- PROMPT
Identify the lines that contain the string "Engineering" and report only how many there are.

- RECORDS FOR THIS TASK
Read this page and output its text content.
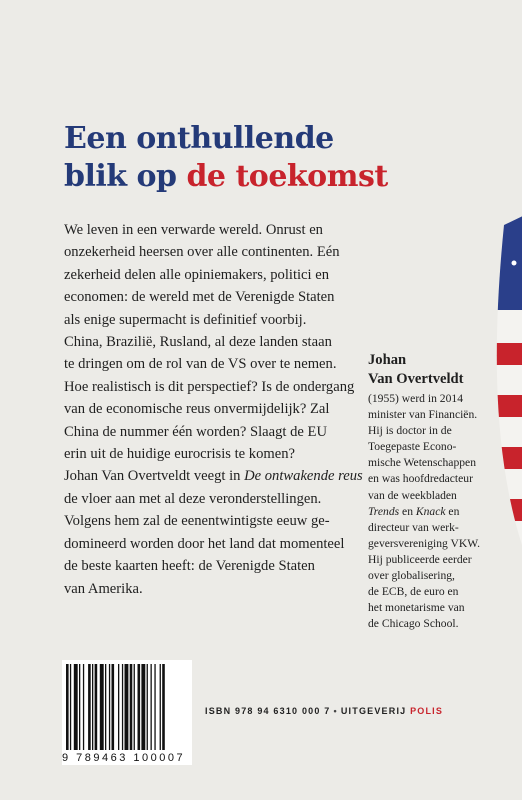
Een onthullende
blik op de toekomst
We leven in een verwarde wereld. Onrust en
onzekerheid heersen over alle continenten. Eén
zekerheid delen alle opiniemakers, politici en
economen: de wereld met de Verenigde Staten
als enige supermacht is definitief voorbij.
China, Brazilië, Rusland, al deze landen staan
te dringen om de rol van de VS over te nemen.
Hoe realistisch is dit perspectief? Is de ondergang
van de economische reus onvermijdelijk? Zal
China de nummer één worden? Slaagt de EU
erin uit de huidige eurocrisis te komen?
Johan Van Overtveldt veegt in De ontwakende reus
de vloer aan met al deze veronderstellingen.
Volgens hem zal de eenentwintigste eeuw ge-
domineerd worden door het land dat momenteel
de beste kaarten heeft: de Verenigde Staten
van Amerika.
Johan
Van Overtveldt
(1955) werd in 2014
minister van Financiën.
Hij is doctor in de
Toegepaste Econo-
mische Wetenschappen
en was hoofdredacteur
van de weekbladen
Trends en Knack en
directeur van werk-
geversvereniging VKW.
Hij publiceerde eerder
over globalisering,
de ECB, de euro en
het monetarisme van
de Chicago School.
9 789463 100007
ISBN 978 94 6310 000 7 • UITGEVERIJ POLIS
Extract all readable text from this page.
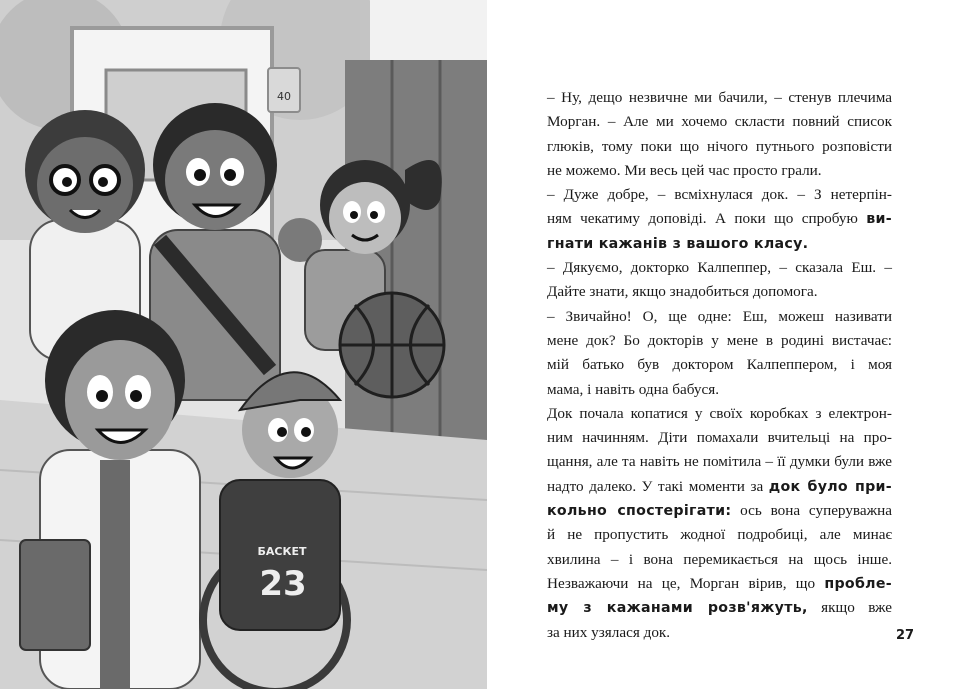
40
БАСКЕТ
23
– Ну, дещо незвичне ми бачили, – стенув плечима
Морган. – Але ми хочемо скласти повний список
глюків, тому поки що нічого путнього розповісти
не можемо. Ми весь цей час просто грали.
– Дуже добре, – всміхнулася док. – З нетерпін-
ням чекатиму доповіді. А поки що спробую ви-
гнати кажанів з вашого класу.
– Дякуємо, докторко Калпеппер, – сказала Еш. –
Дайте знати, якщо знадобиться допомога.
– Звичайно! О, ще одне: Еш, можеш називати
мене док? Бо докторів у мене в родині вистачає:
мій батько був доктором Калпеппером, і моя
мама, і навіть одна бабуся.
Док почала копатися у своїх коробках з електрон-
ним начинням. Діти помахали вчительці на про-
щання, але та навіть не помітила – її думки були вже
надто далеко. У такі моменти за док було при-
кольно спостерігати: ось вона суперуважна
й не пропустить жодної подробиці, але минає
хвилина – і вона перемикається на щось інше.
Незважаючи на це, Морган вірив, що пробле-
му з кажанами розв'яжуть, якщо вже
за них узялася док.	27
* * *
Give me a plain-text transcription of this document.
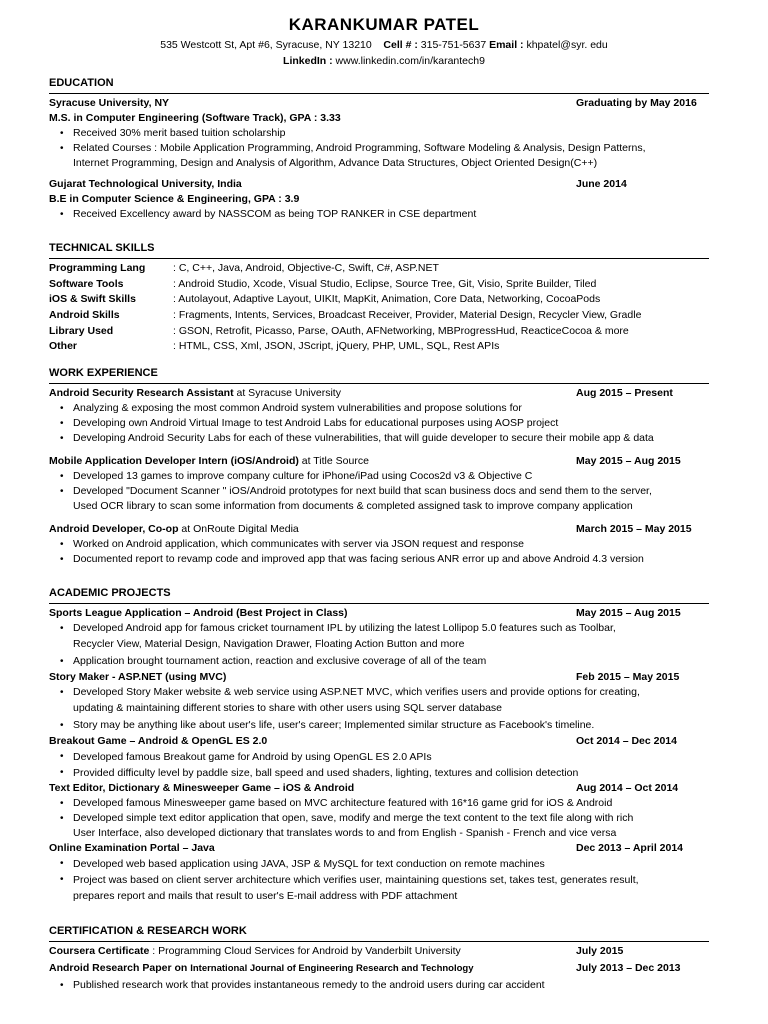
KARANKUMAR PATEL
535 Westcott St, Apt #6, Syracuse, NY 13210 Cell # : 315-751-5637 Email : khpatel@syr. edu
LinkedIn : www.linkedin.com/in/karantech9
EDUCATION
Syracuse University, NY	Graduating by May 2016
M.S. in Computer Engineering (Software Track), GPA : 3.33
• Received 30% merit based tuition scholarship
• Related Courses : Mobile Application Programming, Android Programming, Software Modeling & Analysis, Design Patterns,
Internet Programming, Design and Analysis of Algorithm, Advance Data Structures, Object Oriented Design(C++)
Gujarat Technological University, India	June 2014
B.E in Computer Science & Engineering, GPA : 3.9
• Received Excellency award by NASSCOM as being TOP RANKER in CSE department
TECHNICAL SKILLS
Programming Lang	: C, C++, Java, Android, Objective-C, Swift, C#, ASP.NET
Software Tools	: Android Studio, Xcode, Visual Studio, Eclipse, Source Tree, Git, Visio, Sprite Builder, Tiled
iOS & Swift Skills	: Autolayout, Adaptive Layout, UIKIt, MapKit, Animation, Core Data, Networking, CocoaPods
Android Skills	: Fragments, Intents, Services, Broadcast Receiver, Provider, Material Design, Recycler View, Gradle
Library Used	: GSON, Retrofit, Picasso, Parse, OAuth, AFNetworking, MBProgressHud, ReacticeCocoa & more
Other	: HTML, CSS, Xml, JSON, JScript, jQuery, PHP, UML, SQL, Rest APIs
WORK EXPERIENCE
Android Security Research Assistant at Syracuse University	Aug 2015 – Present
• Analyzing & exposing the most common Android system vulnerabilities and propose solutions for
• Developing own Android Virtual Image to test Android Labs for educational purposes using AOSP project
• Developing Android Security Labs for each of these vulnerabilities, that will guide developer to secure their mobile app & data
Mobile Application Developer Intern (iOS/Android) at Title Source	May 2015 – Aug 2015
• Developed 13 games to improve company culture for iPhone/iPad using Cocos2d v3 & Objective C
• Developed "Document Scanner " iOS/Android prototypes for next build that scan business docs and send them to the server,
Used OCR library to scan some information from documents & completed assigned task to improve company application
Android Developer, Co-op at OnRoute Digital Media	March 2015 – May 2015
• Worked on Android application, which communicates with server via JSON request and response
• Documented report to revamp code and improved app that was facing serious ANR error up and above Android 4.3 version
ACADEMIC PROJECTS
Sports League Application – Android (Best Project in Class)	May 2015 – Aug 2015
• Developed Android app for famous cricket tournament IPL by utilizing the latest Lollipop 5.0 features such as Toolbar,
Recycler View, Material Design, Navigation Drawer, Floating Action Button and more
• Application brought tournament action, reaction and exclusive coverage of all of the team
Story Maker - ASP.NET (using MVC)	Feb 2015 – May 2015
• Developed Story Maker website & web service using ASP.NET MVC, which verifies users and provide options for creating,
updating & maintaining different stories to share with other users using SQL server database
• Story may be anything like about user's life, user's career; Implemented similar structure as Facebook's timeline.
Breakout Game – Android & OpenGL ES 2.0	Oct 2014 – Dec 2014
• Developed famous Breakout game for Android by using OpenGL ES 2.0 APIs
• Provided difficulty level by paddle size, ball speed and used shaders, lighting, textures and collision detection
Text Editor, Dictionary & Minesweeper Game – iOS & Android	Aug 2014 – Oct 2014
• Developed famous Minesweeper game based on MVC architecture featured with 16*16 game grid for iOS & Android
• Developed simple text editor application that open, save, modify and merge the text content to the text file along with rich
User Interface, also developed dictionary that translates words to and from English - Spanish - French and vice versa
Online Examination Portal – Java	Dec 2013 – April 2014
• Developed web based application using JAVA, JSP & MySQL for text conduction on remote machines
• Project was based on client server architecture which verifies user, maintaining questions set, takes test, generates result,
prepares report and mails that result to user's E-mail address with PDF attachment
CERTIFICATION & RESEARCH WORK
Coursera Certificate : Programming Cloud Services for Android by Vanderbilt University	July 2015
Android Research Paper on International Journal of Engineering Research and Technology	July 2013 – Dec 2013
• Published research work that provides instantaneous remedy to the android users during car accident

- RESULT OF THIS TASK
3